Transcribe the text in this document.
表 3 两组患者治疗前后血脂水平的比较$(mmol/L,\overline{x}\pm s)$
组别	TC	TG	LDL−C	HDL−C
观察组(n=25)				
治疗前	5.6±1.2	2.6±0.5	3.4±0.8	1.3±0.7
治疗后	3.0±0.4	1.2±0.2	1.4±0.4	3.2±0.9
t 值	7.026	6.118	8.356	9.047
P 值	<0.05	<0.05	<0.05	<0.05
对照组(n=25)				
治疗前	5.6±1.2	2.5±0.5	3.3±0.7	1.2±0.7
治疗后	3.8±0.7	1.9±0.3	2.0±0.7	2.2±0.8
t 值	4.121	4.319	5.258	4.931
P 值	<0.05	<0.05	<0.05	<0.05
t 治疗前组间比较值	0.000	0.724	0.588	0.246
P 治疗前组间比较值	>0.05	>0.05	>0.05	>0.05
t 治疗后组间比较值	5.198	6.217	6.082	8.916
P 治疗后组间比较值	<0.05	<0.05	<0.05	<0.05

────────────────────────────────────────

Exercise directions = Reproduce the records above exactly.

Result of this exercise =
Transcribe the text in this document.
表 3 两组患者治疗前后血脂水平的比较$(mmol/L,\overline{x}\pm s)$
组别	TC	TG	LDL−C	HDL−C
观察组(n=25)				
治疗前	5.6±1.2	2.6±0.5	3.4±0.8	1.3±0.7
治疗后	3.0±0.4	1.2±0.2	1.4±0.4	3.2±0.9
t 值	7.026	6.118	8.356	9.047
P 值	<0.05	<0.05	<0.05	<0.05
对照组(n=25)				
治疗前	5.6±1.2	2.5±0.5	3.3±0.7	1.2±0.7
治疗后	3.8±0.7	1.9±0.3	2.0±0.7	2.2±0.8
t 值	4.121	4.319	5.258	4.931
P 值	<0.05	<0.05	<0.05	<0.05
t 治疗前组间比较值	0.000	0.724	0.588	0.246
P 治疗前组间比较值	>0.05	>0.05	>0.05	>0.05
t 治疗后组间比较值	5.198	6.217	6.082	8.916
P 治疗后组间比较值	<0.05	<0.05	<0.05	<0.05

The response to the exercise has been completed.